What is being asked - Tally the lines in the listing below that contain "page" and report the tally alone.

Data records -
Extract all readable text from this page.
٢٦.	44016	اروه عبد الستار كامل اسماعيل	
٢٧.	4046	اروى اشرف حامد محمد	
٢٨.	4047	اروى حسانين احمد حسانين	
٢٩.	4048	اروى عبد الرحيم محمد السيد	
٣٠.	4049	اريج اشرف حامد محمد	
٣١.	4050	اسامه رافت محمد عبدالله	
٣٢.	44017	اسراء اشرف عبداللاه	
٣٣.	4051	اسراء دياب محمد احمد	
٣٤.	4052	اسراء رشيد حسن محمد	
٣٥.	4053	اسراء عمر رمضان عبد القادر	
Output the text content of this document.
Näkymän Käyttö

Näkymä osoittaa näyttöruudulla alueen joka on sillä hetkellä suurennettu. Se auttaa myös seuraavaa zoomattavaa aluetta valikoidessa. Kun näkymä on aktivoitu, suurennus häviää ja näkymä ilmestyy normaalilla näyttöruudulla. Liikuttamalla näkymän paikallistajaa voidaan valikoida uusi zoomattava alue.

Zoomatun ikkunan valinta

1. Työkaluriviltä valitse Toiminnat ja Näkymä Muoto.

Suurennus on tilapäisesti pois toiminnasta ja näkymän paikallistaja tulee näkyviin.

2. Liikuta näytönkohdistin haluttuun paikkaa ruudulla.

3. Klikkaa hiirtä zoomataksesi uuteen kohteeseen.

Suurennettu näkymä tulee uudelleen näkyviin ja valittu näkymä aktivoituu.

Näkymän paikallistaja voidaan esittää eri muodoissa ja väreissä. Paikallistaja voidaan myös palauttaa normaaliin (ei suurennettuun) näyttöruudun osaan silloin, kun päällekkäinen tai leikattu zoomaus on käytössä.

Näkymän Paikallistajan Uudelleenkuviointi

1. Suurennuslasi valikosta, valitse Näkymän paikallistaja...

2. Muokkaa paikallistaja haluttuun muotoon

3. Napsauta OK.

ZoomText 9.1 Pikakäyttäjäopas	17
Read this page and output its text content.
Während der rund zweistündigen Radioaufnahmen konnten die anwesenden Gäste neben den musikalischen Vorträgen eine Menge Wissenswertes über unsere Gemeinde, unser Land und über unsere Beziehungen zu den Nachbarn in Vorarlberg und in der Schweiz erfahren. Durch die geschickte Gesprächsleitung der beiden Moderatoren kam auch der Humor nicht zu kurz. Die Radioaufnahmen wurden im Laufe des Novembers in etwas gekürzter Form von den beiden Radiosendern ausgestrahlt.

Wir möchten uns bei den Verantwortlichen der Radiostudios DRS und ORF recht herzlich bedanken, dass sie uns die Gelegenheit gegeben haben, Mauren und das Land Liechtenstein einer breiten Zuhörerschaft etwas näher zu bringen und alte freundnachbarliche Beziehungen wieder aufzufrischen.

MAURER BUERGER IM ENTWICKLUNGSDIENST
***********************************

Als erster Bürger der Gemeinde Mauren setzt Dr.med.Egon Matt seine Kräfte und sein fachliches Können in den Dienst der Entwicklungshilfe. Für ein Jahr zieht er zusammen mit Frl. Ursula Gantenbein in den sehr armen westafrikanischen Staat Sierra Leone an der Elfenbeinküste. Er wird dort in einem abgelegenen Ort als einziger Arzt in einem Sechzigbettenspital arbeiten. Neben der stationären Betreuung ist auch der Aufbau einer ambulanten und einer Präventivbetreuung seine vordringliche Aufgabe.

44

Final result - 2